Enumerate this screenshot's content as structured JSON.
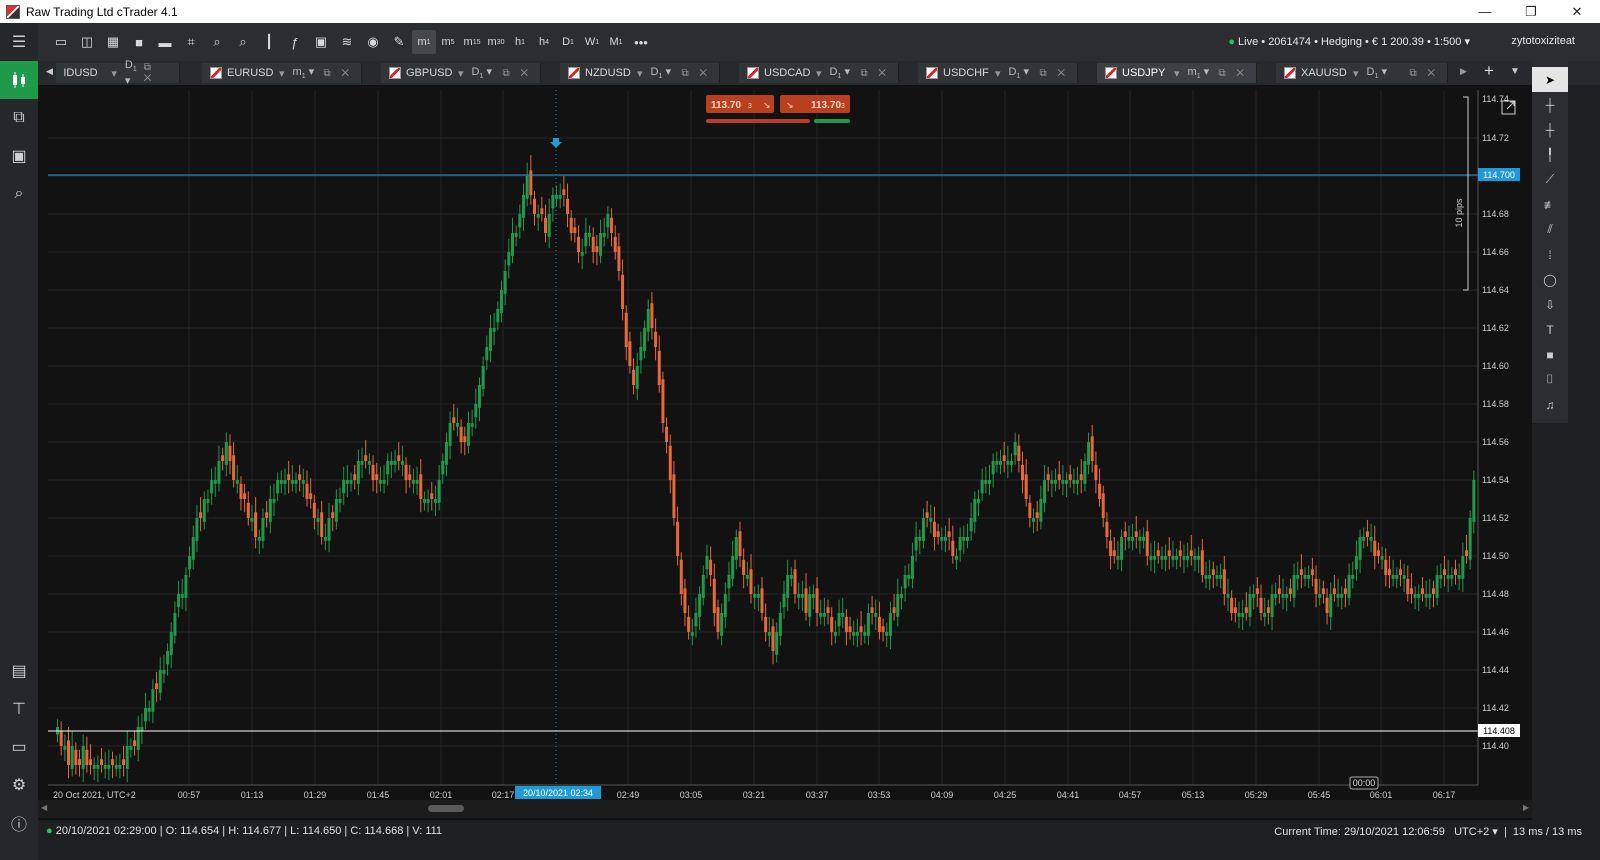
{
  "window": {
    "title": "Raw Trading Ltd cTrader 4.1",
    "min": "—",
    "max": "❐",
    "close": "✕"
  },
  "toolbar": {
    "timeframes": [
      {
        "l": "m",
        "s": "1",
        "sel": true
      },
      {
        "l": "m",
        "s": "5"
      },
      {
        "l": "m",
        "s": "15"
      },
      {
        "l": "m",
        "s": "30"
      },
      {
        "l": "h",
        "s": "1"
      },
      {
        "l": "h",
        "s": "4"
      },
      {
        "l": "D",
        "s": "1"
      },
      {
        "l": "W",
        "s": "1"
      },
      {
        "l": "M",
        "s": "1"
      }
    ],
    "more": "•••",
    "account": "Live • 2061474 • Hedging • € 1 200.39 • 1:500",
    "account_caret": "▾",
    "user": "zytotoxiziteat"
  },
  "tabs": [
    {
      "symbol": "IDUSD",
      "tf": "D",
      "tfs": "1",
      "partial": true
    },
    {
      "symbol": "EURUSD",
      "tf": "m",
      "tfs": "1"
    },
    {
      "symbol": "GBPUSD",
      "tf": "D",
      "tfs": "1"
    },
    {
      "symbol": "NZDUSD",
      "tf": "D",
      "tfs": "1"
    },
    {
      "symbol": "USDCAD",
      "tf": "D",
      "tfs": "1"
    },
    {
      "symbol": "USDCHF",
      "tf": "D",
      "tfs": "1"
    },
    {
      "symbol": "USDJPY",
      "tf": "m",
      "tfs": "1",
      "active": true
    },
    {
      "symbol": "XAUUSD",
      "tf": "D",
      "tfs": "1"
    }
  ],
  "trade": {
    "sell_price": "113.70",
    "sell_suffix": "3",
    "buy_price": "113.70",
    "buy_suffix": "3"
  },
  "price_axis": {
    "ticks": [
      "114.72",
      "114.70",
      "114.68",
      "114.66",
      "114.64",
      "114.62",
      "114.60",
      "114.58",
      "114.56",
      "114.54",
      "114.52",
      "114.50",
      "114.48",
      "114.46",
      "114.44",
      "114.42",
      "114.40"
    ],
    "top_partial": "114.74",
    "hline_blue": "114.700",
    "hline_white": "114.408",
    "pips_label": "10 pips"
  },
  "time_axis": {
    "start_label": "20 Oct 2021, UTC+2",
    "labels": [
      "00:57",
      "01:13",
      "01:29",
      "01:45",
      "02:01",
      "02:17",
      "02:49",
      "03:05",
      "03:21",
      "03:37",
      "03:53",
      "04:09",
      "04:25",
      "04:41",
      "04:57",
      "05:13",
      "05:29",
      "05:45",
      "06:01",
      "06:17"
    ],
    "crosshair_label": "20/10/2021 02:34",
    "countdown": "00:00"
  },
  "status": {
    "bar_info": "20/10/2021 02:29:00 | O: 114.654 | H: 114.677 | L: 114.650 | C: 114.668 | V: 111",
    "current_time_label": "Current Time:",
    "current_time": "29/10/2021 12:06:59",
    "tz": "UTC+2",
    "latency": "13 ms / 13 ms"
  },
  "colors": {
    "up": "#1f9a4a",
    "down": "#e8683a",
    "blue_line": "#1e9bd7",
    "grid": "#242424",
    "bg": "#121212"
  },
  "chart_data": {
    "type": "candlestick",
    "symbol": "USDJPY",
    "timeframe": "m1",
    "ylim": [
      114.39,
      114.74
    ],
    "closes": [
      114.41,
      114.4,
      114.4,
      114.39,
      114.4,
      114.39,
      114.39,
      114.4,
      114.39,
      114.39,
      114.39,
      114.39,
      114.39,
      114.39,
      114.39,
      114.39,
      114.39,
      114.39,
      114.39,
      114.4,
      114.4,
      114.4,
      114.41,
      114.41,
      114.42,
      114.42,
      114.43,
      114.43,
      114.44,
      114.44,
      114.45,
      114.46,
      114.47,
      114.48,
      114.48,
      114.49,
      114.5,
      114.51,
      114.52,
      114.52,
      114.53,
      114.53,
      114.54,
      114.54,
      114.55,
      114.55,
      114.56,
      114.55,
      114.54,
      114.54,
      114.53,
      114.53,
      114.52,
      114.52,
      114.51,
      114.51,
      114.52,
      114.52,
      114.53,
      114.53,
      114.54,
      114.54,
      114.54,
      114.54,
      114.54,
      114.54,
      114.54,
      114.54,
      114.53,
      114.53,
      114.52,
      114.52,
      114.51,
      114.51,
      114.52,
      114.52,
      114.53,
      114.53,
      114.54,
      114.54,
      114.54,
      114.54,
      114.55,
      114.55,
      114.55,
      114.55,
      114.54,
      114.54,
      114.54,
      114.54,
      114.55,
      114.55,
      114.55,
      114.55,
      114.55,
      114.54,
      114.54,
      114.54,
      114.54,
      114.53,
      114.53,
      114.53,
      114.53,
      114.53,
      114.54,
      114.55,
      114.56,
      114.57,
      114.57,
      114.57,
      114.56,
      114.56,
      114.57,
      114.57,
      114.58,
      114.59,
      114.6,
      114.61,
      114.62,
      114.62,
      114.63,
      114.64,
      114.65,
      114.66,
      114.67,
      114.67,
      114.68,
      114.69,
      114.7,
      114.69,
      114.68,
      114.68,
      114.68,
      114.67,
      114.68,
      114.69,
      114.69,
      114.69,
      114.69,
      114.68,
      114.67,
      114.67,
      114.66,
      114.66,
      114.67,
      114.67,
      114.66,
      114.66,
      114.67,
      114.67,
      114.68,
      114.67,
      114.66,
      114.65,
      114.63,
      114.61,
      114.6,
      114.59,
      114.6,
      114.61,
      114.62,
      114.63,
      114.62,
      114.61,
      114.59,
      114.57,
      114.56,
      114.54,
      114.52,
      114.5,
      114.48,
      114.47,
      114.46,
      114.46,
      114.47,
      114.48,
      114.49,
      114.5,
      114.49,
      114.47,
      114.46,
      114.47,
      114.48,
      114.49,
      114.5,
      114.51,
      114.5,
      114.49,
      114.49,
      114.48,
      114.48,
      114.48,
      114.47,
      114.46,
      114.46,
      114.45,
      114.46,
      114.47,
      114.48,
      114.49,
      114.49,
      114.48,
      114.48,
      114.48,
      114.47,
      114.48,
      114.48,
      114.47,
      114.47,
      114.47,
      114.47,
      114.46,
      114.46,
      114.47,
      114.47,
      114.46,
      114.46,
      114.46,
      114.46,
      114.46,
      114.46,
      114.47,
      114.47,
      114.47,
      114.46,
      114.46,
      114.46,
      114.47,
      114.47,
      114.48,
      114.48,
      114.49,
      114.49,
      114.5,
      114.51,
      114.51,
      114.52,
      114.52,
      114.52,
      114.51,
      114.51,
      114.51,
      114.51,
      114.51,
      114.5,
      114.5,
      114.51,
      114.51,
      114.51,
      114.52,
      114.53,
      114.53,
      114.54,
      114.54,
      114.54,
      114.55,
      114.55,
      114.55,
      114.55,
      114.55,
      114.55,
      114.56,
      114.55,
      114.54,
      114.53,
      114.52,
      114.52,
      114.52,
      114.53,
      114.54,
      114.54,
      114.54,
      114.54,
      114.54,
      114.54,
      114.54,
      114.54,
      114.54,
      114.54,
      114.54,
      114.55,
      114.56,
      114.55,
      114.54,
      114.53,
      114.52,
      114.51,
      114.5,
      114.5,
      114.5,
      114.51,
      114.51,
      114.51,
      114.51,
      114.51,
      114.51,
      114.51,
      114.5,
      114.5,
      114.5,
      114.5,
      114.5,
      114.5,
      114.5,
      114.5,
      114.5,
      114.5,
      114.5,
      114.5,
      114.5,
      114.5,
      114.5,
      114.49,
      114.49,
      114.49,
      114.49,
      114.49,
      114.49,
      114.48,
      114.48,
      114.47,
      114.47,
      114.47,
      114.47,
      114.47,
      114.48,
      114.48,
      114.48,
      114.47,
      114.47,
      114.47,
      114.48,
      114.48,
      114.48,
      114.48,
      114.48,
      114.48,
      114.49,
      114.49,
      114.49,
      114.49,
      114.49,
      114.49,
      114.48,
      114.48,
      114.48,
      114.47,
      114.48,
      114.48,
      114.48,
      114.48,
      114.48,
      114.49,
      114.49,
      114.5,
      114.51,
      114.51,
      114.51,
      114.51,
      114.5,
      114.5,
      114.5,
      114.49,
      114.49,
      114.49,
      114.49,
      114.49,
      114.49,
      114.48,
      114.48,
      114.48,
      114.48,
      114.48,
      114.48,
      114.48,
      114.48,
      114.49,
      114.49,
      114.49,
      114.49,
      114.49,
      114.49,
      114.49,
      114.5,
      114.5,
      114.52,
      114.54
    ]
  }
}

====

> _To do_
Go through the data above and find the lines with the word "symbol". Copy each of those lines.

> _Written answer_
      "symbol": "IDUSD",
      "symbol": "EURUSD",
      "symbol": "GBPUSD",
      "symbol": "NZDUSD",
      "symbol": "USDCAD",
      "symbol": "USDCHF",
      "symbol": "USDJPY",
      "symbol": "XAUUSD",
    "symbol": "USDJPY",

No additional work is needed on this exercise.